[BEGIN DATA PROVIDED]

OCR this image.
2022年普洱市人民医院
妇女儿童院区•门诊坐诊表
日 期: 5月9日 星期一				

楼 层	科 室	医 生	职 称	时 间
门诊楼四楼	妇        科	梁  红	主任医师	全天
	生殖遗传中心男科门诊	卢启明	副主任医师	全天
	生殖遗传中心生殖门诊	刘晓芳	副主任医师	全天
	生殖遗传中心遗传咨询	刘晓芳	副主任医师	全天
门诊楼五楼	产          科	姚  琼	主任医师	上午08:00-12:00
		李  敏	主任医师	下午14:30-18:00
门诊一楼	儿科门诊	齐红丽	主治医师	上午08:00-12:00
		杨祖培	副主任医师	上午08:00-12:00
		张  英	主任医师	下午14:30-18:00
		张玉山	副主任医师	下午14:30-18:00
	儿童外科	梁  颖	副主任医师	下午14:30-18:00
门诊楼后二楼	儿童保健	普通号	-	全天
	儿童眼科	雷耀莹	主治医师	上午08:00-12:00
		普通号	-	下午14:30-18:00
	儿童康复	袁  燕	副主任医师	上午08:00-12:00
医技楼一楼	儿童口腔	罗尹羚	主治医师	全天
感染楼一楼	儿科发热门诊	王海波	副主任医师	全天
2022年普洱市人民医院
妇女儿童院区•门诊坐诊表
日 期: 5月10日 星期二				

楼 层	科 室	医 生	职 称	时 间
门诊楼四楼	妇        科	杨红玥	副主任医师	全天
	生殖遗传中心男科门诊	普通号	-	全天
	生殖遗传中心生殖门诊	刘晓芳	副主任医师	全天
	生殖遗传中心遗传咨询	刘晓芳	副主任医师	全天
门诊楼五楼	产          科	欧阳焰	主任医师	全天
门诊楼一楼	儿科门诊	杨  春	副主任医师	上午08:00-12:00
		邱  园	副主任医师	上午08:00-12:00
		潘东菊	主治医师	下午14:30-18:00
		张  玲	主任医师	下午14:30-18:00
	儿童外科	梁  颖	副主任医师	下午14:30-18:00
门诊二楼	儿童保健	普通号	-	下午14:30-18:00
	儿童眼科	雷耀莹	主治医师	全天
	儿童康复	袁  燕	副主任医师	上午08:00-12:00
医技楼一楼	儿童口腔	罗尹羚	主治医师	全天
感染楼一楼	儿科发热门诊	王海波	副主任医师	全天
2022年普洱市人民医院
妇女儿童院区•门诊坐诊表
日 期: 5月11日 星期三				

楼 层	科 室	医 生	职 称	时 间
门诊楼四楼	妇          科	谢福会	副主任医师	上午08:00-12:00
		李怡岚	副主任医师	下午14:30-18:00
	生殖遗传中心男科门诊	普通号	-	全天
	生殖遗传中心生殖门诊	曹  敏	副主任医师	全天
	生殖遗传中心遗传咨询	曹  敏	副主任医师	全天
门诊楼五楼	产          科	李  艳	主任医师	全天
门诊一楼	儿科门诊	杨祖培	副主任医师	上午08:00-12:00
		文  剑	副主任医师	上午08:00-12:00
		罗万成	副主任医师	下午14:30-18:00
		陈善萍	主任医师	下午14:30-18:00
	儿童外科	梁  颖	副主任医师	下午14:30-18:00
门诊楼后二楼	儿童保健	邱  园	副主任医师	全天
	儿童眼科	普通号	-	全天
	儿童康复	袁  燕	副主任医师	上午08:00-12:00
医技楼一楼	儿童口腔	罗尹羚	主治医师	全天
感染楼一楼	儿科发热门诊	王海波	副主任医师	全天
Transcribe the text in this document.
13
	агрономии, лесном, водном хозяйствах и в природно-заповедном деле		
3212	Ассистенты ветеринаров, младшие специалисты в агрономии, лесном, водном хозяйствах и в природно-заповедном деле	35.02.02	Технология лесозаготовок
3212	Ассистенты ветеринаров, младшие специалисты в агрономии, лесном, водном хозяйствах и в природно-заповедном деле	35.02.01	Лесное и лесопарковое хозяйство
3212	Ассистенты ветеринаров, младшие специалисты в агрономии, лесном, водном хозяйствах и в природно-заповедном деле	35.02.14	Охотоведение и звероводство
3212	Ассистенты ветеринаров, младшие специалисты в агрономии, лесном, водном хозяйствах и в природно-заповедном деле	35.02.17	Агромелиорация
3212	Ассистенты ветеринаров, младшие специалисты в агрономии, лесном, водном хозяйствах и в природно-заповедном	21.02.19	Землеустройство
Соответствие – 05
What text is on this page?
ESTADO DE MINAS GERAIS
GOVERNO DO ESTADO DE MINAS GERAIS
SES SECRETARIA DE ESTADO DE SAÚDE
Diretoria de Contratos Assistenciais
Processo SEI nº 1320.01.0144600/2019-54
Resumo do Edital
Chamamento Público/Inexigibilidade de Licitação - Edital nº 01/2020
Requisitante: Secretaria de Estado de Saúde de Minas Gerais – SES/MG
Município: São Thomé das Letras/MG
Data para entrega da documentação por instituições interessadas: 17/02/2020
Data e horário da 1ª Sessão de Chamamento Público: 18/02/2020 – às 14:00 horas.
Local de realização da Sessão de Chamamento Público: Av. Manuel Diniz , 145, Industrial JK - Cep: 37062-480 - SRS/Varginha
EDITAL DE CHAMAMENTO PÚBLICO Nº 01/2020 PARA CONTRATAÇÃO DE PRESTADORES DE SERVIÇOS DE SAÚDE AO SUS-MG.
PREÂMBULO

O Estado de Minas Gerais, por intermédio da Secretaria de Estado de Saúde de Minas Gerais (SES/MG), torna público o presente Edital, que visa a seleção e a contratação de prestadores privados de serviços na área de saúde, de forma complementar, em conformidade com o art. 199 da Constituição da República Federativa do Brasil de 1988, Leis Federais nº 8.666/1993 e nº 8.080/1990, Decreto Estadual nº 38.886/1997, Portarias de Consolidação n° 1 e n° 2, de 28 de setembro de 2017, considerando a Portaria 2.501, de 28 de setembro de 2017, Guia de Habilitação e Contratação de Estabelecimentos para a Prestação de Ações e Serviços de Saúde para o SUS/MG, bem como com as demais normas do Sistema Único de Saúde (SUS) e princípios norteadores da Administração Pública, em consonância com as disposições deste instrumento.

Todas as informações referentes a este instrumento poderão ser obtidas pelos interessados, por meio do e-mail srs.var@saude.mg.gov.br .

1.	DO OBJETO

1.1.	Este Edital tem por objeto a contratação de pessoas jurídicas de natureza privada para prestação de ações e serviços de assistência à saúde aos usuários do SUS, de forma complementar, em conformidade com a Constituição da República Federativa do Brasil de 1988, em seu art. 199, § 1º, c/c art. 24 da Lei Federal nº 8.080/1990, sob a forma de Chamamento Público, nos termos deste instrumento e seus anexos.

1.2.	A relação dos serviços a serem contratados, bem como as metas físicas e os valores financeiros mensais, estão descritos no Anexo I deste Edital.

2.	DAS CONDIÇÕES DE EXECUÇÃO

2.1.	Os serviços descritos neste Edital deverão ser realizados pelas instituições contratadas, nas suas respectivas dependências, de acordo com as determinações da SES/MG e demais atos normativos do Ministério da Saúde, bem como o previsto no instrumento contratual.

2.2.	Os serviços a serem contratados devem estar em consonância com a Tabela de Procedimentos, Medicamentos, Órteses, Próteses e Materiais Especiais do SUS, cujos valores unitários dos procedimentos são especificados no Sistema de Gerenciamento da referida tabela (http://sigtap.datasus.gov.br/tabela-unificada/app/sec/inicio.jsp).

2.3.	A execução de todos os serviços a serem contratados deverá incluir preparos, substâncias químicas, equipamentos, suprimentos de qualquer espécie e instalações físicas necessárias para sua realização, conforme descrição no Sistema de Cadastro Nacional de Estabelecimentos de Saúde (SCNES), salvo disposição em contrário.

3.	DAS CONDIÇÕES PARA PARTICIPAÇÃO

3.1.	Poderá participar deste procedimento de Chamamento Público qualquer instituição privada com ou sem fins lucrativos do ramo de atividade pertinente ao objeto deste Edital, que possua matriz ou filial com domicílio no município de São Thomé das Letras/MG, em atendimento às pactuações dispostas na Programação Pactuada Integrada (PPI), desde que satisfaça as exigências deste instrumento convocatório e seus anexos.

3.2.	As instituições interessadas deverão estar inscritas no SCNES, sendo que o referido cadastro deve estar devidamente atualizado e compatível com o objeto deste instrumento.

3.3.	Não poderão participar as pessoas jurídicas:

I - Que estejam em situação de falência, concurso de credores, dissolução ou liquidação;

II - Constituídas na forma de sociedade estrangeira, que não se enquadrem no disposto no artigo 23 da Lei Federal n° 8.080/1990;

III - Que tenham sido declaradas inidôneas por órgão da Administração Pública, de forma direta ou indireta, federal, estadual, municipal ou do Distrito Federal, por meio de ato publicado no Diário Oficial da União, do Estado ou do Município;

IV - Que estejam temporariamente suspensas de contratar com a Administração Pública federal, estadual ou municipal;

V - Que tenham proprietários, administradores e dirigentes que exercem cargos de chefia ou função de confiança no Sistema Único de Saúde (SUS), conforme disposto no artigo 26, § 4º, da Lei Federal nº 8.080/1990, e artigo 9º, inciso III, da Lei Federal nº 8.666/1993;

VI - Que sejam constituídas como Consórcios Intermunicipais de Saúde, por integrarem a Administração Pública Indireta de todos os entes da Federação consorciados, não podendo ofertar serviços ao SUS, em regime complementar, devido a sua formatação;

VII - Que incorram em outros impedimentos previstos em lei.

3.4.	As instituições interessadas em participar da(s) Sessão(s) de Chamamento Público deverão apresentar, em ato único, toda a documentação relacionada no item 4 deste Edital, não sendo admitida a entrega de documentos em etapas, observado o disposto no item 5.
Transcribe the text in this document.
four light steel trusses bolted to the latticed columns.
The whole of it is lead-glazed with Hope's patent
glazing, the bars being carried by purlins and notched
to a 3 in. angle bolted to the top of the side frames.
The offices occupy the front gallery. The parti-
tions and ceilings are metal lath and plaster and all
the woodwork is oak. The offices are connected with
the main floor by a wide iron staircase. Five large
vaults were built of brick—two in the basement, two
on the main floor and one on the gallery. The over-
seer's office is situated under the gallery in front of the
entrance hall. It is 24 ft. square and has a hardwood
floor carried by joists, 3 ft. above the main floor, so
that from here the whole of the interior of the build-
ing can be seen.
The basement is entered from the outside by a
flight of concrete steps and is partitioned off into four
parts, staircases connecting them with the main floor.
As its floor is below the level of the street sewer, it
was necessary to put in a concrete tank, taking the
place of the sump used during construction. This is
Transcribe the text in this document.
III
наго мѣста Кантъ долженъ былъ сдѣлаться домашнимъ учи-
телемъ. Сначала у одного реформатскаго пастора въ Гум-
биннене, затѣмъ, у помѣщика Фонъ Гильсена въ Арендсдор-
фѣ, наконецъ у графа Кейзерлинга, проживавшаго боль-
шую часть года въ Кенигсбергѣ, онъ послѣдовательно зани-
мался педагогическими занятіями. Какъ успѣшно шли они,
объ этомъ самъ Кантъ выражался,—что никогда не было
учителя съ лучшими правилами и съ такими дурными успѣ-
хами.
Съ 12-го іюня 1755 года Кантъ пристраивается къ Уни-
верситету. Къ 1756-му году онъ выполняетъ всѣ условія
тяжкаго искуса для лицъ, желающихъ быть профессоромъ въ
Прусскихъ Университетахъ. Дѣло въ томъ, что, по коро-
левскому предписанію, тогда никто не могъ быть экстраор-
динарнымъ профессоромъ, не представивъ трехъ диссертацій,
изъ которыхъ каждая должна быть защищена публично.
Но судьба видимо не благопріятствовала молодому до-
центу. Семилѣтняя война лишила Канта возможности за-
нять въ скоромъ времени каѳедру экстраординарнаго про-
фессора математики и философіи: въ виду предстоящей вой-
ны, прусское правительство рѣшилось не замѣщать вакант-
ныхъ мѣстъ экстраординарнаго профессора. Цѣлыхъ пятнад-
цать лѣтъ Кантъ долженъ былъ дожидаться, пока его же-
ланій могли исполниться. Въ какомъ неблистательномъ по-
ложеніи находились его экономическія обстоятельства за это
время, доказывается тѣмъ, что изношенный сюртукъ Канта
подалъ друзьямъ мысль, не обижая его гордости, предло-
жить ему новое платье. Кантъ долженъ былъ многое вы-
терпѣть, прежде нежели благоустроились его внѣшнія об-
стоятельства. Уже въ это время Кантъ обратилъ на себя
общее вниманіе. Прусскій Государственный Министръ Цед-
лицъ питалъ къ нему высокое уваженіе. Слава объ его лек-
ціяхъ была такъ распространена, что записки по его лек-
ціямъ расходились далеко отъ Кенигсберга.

[END DATA PROVIDED]

AIM OF THE TASK
Going through the lines above one by one, tally those with the word "from" and give only the total.

FULL RESPONSE
2